| PROMPT |
Write out the whole listing again, exactly.

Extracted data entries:
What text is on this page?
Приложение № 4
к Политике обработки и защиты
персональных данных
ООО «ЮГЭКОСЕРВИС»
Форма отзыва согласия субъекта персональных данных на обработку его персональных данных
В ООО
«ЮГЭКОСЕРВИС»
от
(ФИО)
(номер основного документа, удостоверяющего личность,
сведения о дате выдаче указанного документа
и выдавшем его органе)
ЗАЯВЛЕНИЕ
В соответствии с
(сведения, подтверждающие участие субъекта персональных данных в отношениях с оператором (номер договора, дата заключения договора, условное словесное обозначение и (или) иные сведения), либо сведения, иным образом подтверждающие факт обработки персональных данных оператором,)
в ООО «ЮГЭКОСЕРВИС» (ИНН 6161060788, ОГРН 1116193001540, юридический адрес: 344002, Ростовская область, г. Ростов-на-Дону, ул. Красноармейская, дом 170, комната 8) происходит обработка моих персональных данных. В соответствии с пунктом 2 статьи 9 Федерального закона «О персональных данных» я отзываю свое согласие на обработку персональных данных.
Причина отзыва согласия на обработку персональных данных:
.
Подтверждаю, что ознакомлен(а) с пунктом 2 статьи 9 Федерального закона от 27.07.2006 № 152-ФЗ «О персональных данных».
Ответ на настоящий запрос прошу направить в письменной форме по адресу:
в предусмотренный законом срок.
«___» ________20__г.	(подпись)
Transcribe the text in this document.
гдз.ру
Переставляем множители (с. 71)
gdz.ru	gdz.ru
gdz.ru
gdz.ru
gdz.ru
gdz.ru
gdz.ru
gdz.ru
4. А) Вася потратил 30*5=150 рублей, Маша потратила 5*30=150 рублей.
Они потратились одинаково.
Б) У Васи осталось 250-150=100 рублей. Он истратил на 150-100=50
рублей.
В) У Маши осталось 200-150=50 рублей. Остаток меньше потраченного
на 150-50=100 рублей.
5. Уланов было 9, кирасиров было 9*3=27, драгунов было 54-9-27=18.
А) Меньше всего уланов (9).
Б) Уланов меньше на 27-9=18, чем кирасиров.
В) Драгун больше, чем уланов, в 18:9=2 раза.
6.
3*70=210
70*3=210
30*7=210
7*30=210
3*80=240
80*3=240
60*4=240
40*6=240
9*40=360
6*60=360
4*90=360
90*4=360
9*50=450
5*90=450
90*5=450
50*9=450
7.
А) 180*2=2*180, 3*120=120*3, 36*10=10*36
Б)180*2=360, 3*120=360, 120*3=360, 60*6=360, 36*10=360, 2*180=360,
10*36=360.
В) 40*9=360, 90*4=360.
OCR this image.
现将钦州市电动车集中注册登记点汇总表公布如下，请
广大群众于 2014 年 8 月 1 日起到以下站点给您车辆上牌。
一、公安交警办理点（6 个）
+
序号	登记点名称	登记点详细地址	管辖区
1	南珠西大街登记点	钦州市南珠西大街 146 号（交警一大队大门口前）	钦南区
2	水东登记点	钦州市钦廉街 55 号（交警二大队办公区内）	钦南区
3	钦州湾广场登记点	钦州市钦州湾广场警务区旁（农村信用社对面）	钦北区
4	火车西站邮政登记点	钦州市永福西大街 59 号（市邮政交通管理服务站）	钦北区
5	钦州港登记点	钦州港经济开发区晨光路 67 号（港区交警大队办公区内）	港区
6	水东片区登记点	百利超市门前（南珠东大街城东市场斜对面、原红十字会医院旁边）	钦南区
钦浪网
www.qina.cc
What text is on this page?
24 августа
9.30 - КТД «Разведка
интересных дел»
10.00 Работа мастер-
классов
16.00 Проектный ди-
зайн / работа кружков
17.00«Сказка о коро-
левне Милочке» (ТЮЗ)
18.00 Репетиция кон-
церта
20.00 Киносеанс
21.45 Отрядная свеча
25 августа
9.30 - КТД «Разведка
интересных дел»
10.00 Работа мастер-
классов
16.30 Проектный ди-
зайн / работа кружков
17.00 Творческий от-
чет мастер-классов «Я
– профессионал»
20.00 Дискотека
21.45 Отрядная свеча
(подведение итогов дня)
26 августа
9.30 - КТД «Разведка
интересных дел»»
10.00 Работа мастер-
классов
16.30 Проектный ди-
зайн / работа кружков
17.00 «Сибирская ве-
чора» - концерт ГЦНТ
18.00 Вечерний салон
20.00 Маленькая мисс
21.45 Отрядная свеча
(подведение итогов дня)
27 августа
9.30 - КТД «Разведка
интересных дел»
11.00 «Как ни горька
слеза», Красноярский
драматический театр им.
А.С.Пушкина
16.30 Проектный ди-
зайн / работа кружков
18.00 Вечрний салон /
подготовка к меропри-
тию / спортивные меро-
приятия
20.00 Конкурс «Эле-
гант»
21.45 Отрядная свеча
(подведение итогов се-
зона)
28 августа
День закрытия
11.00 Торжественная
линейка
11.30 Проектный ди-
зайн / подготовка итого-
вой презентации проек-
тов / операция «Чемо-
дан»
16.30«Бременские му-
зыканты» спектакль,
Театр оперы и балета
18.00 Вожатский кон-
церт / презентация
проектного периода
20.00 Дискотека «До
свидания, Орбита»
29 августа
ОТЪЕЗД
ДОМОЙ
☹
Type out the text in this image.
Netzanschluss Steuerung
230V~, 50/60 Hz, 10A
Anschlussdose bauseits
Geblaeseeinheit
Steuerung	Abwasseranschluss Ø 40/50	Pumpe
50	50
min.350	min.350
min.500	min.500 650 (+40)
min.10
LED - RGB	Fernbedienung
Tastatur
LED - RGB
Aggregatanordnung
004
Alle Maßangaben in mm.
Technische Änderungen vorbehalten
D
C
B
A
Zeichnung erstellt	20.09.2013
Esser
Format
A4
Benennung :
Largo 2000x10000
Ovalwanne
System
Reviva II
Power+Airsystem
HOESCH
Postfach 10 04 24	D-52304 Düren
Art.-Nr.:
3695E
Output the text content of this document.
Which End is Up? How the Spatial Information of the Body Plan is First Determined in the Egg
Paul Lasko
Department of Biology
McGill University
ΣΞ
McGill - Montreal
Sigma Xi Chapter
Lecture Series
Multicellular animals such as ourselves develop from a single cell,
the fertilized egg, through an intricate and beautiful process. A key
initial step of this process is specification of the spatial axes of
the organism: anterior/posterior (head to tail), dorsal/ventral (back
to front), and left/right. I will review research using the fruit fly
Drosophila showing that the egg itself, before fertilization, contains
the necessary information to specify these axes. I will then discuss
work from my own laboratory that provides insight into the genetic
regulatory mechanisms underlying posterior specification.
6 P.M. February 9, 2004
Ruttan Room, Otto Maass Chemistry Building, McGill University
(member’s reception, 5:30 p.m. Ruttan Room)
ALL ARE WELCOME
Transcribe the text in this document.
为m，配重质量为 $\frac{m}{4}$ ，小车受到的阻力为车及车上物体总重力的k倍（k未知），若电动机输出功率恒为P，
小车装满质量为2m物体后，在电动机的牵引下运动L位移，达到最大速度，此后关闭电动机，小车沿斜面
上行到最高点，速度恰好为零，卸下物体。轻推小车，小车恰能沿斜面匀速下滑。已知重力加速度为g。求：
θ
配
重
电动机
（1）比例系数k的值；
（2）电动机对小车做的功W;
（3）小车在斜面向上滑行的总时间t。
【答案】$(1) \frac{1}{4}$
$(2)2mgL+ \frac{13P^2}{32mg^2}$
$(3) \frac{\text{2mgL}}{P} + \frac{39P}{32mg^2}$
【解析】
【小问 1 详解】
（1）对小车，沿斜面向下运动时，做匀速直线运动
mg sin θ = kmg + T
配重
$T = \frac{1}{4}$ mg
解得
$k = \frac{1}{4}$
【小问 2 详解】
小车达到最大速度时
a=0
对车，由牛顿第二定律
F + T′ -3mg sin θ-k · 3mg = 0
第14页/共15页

| RESPONSE |
What text is on this page?
Приложение № 4
к Политике обработки и защиты
персональных данных
ООО «ЮГЭКОСЕРВИС»
Форма отзыва согласия субъекта персональных данных на обработку его персональных данных
В ООО
«ЮГЭКОСЕРВИС»
от
(ФИО)
(номер основного документа, удостоверяющего личность,
сведения о дате выдаче указанного документа
и выдавшем его органе)
ЗАЯВЛЕНИЕ
В соответствии с
(сведения, подтверждающие участие субъекта персональных данных в отношениях с оператором (номер договора, дата заключения договора, условное словесное обозначение и (или) иные сведения), либо сведения, иным образом подтверждающие факт обработки персональных данных оператором,)
в ООО «ЮГЭКОСЕРВИС» (ИНН 6161060788, ОГРН 1116193001540, юридический адрес: 344002, Ростовская область, г. Ростов-на-Дону, ул. Красноармейская, дом 170, комната 8) происходит обработка моих персональных данных. В соответствии с пунктом 2 статьи 9 Федерального закона «О персональных данных» я отзываю свое согласие на обработку персональных данных.
Причина отзыва согласия на обработку персональных данных:
.
Подтверждаю, что ознакомлен(а) с пунктом 2 статьи 9 Федерального закона от 27.07.2006 № 152-ФЗ «О персональных данных».
Ответ на настоящий запрос прошу направить в письменной форме по адресу:
в предусмотренный законом срок.
«___» ________20__г.	(подпись)
Transcribe the text in this document.
гдз.ру
Переставляем множители (с. 71)
gdz.ru	gdz.ru
gdz.ru
gdz.ru
gdz.ru
gdz.ru
gdz.ru
gdz.ru
4. А) Вася потратил 30*5=150 рублей, Маша потратила 5*30=150 рублей.
Они потратились одинаково.
Б) У Васи осталось 250-150=100 рублей. Он истратил на 150-100=50
рублей.
В) У Маши осталось 200-150=50 рублей. Остаток меньше потраченного
на 150-50=100 рублей.
5. Уланов было 9, кирасиров было 9*3=27, драгунов было 54-9-27=18.
А) Меньше всего уланов (9).
Б) Уланов меньше на 27-9=18, чем кирасиров.
В) Драгун больше, чем уланов, в 18:9=2 раза.
6.
3*70=210
70*3=210
30*7=210
7*30=210
3*80=240
80*3=240
60*4=240
40*6=240
9*40=360
6*60=360
4*90=360
90*4=360
9*50=450
5*90=450
90*5=450
50*9=450
7.
А) 180*2=2*180, 3*120=120*3, 36*10=10*36
Б)180*2=360, 3*120=360, 120*3=360, 60*6=360, 36*10=360, 2*180=360,
10*36=360.
В) 40*9=360, 90*4=360.
OCR this image.
现将钦州市电动车集中注册登记点汇总表公布如下，请
广大群众于 2014 年 8 月 1 日起到以下站点给您车辆上牌。
一、公安交警办理点（6 个）
+
序号	登记点名称	登记点详细地址	管辖区
1	南珠西大街登记点	钦州市南珠西大街 146 号（交警一大队大门口前）	钦南区
2	水东登记点	钦州市钦廉街 55 号（交警二大队办公区内）	钦南区
3	钦州湾广场登记点	钦州市钦州湾广场警务区旁（农村信用社对面）	钦北区
4	火车西站邮政登记点	钦州市永福西大街 59 号（市邮政交通管理服务站）	钦北区
5	钦州港登记点	钦州港经济开发区晨光路 67 号（港区交警大队办公区内）	港区
6	水东片区登记点	百利超市门前（南珠东大街城东市场斜对面、原红十字会医院旁边）	钦南区
钦浪网
www.qina.cc
What text is on this page?
24 августа
9.30 - КТД «Разведка
интересных дел»
10.00 Работа мастер-
классов
16.00 Проектный ди-
зайн / работа кружков
17.00«Сказка о коро-
левне Милочке» (ТЮЗ)
18.00 Репетиция кон-
церта
20.00 Киносеанс
21.45 Отрядная свеча
25 августа
9.30 - КТД «Разведка
интересных дел»
10.00 Работа мастер-
классов
16.30 Проектный ди-
зайн / работа кружков
17.00 Творческий от-
чет мастер-классов «Я
– профессионал»
20.00 Дискотека
21.45 Отрядная свеча
(подведение итогов дня)
26 августа
9.30 - КТД «Разведка
интересных дел»»
10.00 Работа мастер-
классов
16.30 Проектный ди-
зайн / работа кружков
17.00 «Сибирская ве-
чора» - концерт ГЦНТ
18.00 Вечерний салон
20.00 Маленькая мисс
21.45 Отрядная свеча
(подведение итогов дня)
27 августа
9.30 - КТД «Разведка
интересных дел»
11.00 «Как ни горька
слеза», Красноярский
драматический театр им.
А.С.Пушкина
16.30 Проектный ди-
зайн / работа кружков
18.00 Вечрний салон /
подготовка к меропри-
тию / спортивные меро-
приятия
20.00 Конкурс «Эле-
гант»
21.45 Отрядная свеча
(подведение итогов се-
зона)
28 августа
День закрытия
11.00 Торжественная
линейка
11.30 Проектный ди-
зайн / подготовка итого-
вой презентации проек-
тов / операция «Чемо-
дан»
16.30«Бременские му-
зыканты» спектакль,
Театр оперы и балета
18.00 Вожатский кон-
церт / презентация
проектного периода
20.00 Дискотека «До
свидания, Орбита»
29 августа
ОТЪЕЗД
ДОМОЙ
☹
Type out the text in this image.
Netzanschluss Steuerung
230V~, 50/60 Hz, 10A
Anschlussdose bauseits
Geblaeseeinheit
Steuerung	Abwasseranschluss Ø 40/50	Pumpe
50	50
min.350	min.350
min.500	min.500 650 (+40)
min.10
LED - RGB	Fernbedienung
Tastatur
LED - RGB
Aggregatanordnung
004
Alle Maßangaben in mm.
Technische Änderungen vorbehalten
D
C
B
A
Zeichnung erstellt	20.09.2013
Esser
Format
A4
Benennung :
Largo 2000x10000
Ovalwanne
System
Reviva II
Power+Airsystem
HOESCH
Postfach 10 04 24	D-52304 Düren
Art.-Nr.:
3695E
Output the text content of this document.
Which End is Up? How the Spatial Information of the Body Plan is First Determined in the Egg
Paul Lasko
Department of Biology
McGill University
ΣΞ
McGill - Montreal
Sigma Xi Chapter
Lecture Series
Multicellular animals such as ourselves develop from a single cell,
the fertilized egg, through an intricate and beautiful process. A key
initial step of this process is specification of the spatial axes of
the organism: anterior/posterior (head to tail), dorsal/ventral (back
to front), and left/right. I will review research using the fruit fly
Drosophila showing that the egg itself, before fertilization, contains
the necessary information to specify these axes. I will then discuss
work from my own laboratory that provides insight into the genetic
regulatory mechanisms underlying posterior specification.
6 P.M. February 9, 2004
Ruttan Room, Otto Maass Chemistry Building, McGill University
(member’s reception, 5:30 p.m. Ruttan Room)
ALL ARE WELCOME
Transcribe the text in this document.
为m，配重质量为 $\frac{m}{4}$ ，小车受到的阻力为车及车上物体总重力的k倍（k未知），若电动机输出功率恒为P，
小车装满质量为2m物体后，在电动机的牵引下运动L位移，达到最大速度，此后关闭电动机，小车沿斜面
上行到最高点，速度恰好为零，卸下物体。轻推小车，小车恰能沿斜面匀速下滑。已知重力加速度为g。求：
θ
配
重
电动机
（1）比例系数k的值；
（2）电动机对小车做的功W;
（3）小车在斜面向上滑行的总时间t。
【答案】$(1) \frac{1}{4}$
$(2)2mgL+ \frac{13P^2}{32mg^2}$
$(3) \frac{\text{2mgL}}{P} + \frac{39P}{32mg^2}$
【解析】
【小问 1 详解】
（1）对小车，沿斜面向下运动时，做匀速直线运动
mg sin θ = kmg + T
配重
$T = \frac{1}{4}$ mg
解得
$k = \frac{1}{4}$
【小问 2 详解】
小车达到最大速度时
a=0
对车，由牛顿第二定律
F + T′ -3mg sin θ-k · 3mg = 0
第14页/共15页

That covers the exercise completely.